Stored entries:
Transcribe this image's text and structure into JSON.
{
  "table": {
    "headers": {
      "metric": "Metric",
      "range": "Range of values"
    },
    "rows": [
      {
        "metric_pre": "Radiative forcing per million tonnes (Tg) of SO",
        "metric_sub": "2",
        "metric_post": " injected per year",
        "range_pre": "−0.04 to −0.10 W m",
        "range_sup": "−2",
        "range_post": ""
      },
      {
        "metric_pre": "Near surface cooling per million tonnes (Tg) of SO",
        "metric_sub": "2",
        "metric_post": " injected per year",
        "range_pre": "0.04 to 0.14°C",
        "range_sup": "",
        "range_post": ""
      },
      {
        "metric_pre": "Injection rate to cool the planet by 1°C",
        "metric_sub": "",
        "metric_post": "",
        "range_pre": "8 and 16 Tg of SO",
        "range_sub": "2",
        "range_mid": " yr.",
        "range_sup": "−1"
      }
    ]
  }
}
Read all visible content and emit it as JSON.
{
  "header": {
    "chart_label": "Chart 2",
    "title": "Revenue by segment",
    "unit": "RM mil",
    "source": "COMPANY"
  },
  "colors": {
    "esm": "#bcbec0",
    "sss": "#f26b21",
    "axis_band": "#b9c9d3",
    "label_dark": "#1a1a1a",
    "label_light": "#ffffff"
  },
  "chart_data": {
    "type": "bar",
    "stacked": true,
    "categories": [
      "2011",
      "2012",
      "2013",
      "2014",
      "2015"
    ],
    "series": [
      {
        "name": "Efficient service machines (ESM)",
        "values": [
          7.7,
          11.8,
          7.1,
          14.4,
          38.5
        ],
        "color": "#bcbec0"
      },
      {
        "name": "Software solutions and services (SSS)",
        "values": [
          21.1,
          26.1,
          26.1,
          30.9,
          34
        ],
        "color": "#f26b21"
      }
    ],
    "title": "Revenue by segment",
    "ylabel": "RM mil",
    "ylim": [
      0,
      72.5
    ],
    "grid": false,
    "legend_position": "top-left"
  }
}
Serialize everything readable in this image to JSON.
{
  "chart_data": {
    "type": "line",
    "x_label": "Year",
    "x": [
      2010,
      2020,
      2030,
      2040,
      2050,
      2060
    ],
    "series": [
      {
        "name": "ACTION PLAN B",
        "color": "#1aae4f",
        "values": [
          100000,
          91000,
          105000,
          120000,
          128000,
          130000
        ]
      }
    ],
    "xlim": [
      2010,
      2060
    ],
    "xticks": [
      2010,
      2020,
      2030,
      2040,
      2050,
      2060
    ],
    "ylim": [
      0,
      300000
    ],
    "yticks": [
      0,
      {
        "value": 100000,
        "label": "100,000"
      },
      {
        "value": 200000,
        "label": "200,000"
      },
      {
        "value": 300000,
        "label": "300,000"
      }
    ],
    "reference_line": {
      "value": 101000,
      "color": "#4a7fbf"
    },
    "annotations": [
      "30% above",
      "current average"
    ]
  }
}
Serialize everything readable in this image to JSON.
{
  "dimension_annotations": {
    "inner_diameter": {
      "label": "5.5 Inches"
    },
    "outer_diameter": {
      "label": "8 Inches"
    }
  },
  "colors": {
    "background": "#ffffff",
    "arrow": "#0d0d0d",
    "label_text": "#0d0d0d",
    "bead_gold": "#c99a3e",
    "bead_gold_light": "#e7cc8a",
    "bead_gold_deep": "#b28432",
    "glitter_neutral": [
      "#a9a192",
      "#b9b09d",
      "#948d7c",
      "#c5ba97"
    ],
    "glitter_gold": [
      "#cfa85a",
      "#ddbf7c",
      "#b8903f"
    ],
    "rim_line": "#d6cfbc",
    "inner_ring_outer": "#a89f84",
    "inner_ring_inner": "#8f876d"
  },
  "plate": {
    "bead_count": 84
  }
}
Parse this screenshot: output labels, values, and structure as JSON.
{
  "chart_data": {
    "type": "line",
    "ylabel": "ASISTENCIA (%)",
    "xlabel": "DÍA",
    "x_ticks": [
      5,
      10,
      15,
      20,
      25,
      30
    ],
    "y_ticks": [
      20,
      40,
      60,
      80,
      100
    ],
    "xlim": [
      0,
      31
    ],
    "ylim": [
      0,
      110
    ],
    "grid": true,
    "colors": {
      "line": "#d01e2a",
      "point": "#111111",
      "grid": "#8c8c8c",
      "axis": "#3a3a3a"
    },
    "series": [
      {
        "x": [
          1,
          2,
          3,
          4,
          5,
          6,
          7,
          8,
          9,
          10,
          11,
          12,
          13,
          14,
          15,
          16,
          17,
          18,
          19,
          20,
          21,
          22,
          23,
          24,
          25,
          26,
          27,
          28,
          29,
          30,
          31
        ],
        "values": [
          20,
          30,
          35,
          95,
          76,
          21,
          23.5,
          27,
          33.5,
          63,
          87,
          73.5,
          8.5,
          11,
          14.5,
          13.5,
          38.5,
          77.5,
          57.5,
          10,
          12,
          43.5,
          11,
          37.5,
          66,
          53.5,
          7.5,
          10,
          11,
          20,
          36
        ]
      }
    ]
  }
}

• REQUIREMENT
Reproduce every line of the material above exactly.

• FINISHED ANSWER
Transcribe this image's text and structure into JSON.
{
  "table": {
    "headers": {
      "metric": "Metric",
      "range": "Range of values"
    },
    "rows": [
      {
        "metric_pre": "Radiative forcing per million tonnes (Tg) of SO",
        "metric_sub": "2",
        "metric_post": " injected per year",
        "range_pre": "−0.04 to −0.10 W m",
        "range_sup": "−2",
        "range_post": ""
      },
      {
        "metric_pre": "Near surface cooling per million tonnes (Tg) of SO",
        "metric_sub": "2",
        "metric_post": " injected per year",
        "range_pre": "0.04 to 0.14°C",
        "range_sup": "",
        "range_post": ""
      },
      {
        "metric_pre": "Injection rate to cool the planet by 1°C",
        "metric_sub": "",
        "metric_post": "",
        "range_pre": "8 and 16 Tg of SO",
        "range_sub": "2",
        "range_mid": " yr.",
        "range_sup": "−1"
      }
    ]
  }
}
Read all visible content and emit it as JSON.
{
  "header": {
    "chart_label": "Chart 2",
    "title": "Revenue by segment",
    "unit": "RM mil",
    "source": "COMPANY"
  },
  "colors": {
    "esm": "#bcbec0",
    "sss": "#f26b21",
    "axis_band": "#b9c9d3",
    "label_dark": "#1a1a1a",
    "label_light": "#ffffff"
  },
  "chart_data": {
    "type": "bar",
    "stacked": true,
    "categories": [
      "2011",
      "2012",
      "2013",
      "2014",
      "2015"
    ],
    "series": [
      {
        "name": "Efficient service machines (ESM)",
        "values": [
          7.7,
          11.8,
          7.1,
          14.4,
          38.5
        ],
        "color": "#bcbec0"
      },
      {
        "name": "Software solutions and services (SSS)",
        "values": [
          21.1,
          26.1,
          26.1,
          30.9,
          34
        ],
        "color": "#f26b21"
      }
    ],
    "title": "Revenue by segment",
    "ylabel": "RM mil",
    "ylim": [
      0,
      72.5
    ],
    "grid": false,
    "legend_position": "top-left"
  }
}
Serialize everything readable in this image to JSON.
{
  "chart_data": {
    "type": "line",
    "x_label": "Year",
    "x": [
      2010,
      2020,
      2030,
      2040,
      2050,
      2060
    ],
    "series": [
      {
        "name": "ACTION PLAN B",
        "color": "#1aae4f",
        "values": [
          100000,
          91000,
          105000,
          120000,
          128000,
          130000
        ]
      }
    ],
    "xlim": [
      2010,
      2060
    ],
    "xticks": [
      2010,
      2020,
      2030,
      2040,
      2050,
      2060
    ],
    "ylim": [
      0,
      300000
    ],
    "yticks": [
      0,
      {
        "value": 100000,
        "label": "100,000"
      },
      {
        "value": 200000,
        "label": "200,000"
      },
      {
        "value": 300000,
        "label": "300,000"
      }
    ],
    "reference_line": {
      "value": 101000,
      "color": "#4a7fbf"
    },
    "annotations": [
      "30% above",
      "current average"
    ]
  }
}
Serialize everything readable in this image to JSON.
{
  "dimension_annotations": {
    "inner_diameter": {
      "label": "5.5 Inches"
    },
    "outer_diameter": {
      "label": "8 Inches"
    }
  },
  "colors": {
    "background": "#ffffff",
    "arrow": "#0d0d0d",
    "label_text": "#0d0d0d",
    "bead_gold": "#c99a3e",
    "bead_gold_light": "#e7cc8a",
    "bead_gold_deep": "#b28432",
    "glitter_neutral": [
      "#a9a192",
      "#b9b09d",
      "#948d7c",
      "#c5ba97"
    ],
    "glitter_gold": [
      "#cfa85a",
      "#ddbf7c",
      "#b8903f"
    ],
    "rim_line": "#d6cfbc",
    "inner_ring_outer": "#a89f84",
    "inner_ring_inner": "#8f876d"
  },
  "plate": {
    "bead_count": 84
  }
}
Parse this screenshot: output labels, values, and structure as JSON.
{
  "chart_data": {
    "type": "line",
    "ylabel": "ASISTENCIA (%)",
    "xlabel": "DÍA",
    "x_ticks": [
      5,
      10,
      15,
      20,
      25,
      30
    ],
    "y_ticks": [
      20,
      40,
      60,
      80,
      100
    ],
    "xlim": [
      0,
      31
    ],
    "ylim": [
      0,
      110
    ],
    "grid": true,
    "colors": {
      "line": "#d01e2a",
      "point": "#111111",
      "grid": "#8c8c8c",
      "axis": "#3a3a3a"
    },
    "series": [
      {
        "x": [
          1,
          2,
          3,
          4,
          5,
          6,
          7,
          8,
          9,
          10,
          11,
          12,
          13,
          14,
          15,
          16,
          17,
          18,
          19,
          20,
          21,
          22,
          23,
          24,
          25,
          26,
          27,
          28,
          29,
          30,
          31
        ],
        "values": [
          20,
          30,
          35,
          95,
          76,
          21,
          23.5,
          27,
          33.5,
          63,
          87,
          73.5,
          8.5,
          11,
          14.5,
          13.5,
          38.5,
          77.5,
          57.5,
          10,
          12,
          43.5,
          11,
          37.5,
          66,
          53.5,
          7.5,
          10,
          11,
          20,
          36
        ]
      }
    ]
  }
}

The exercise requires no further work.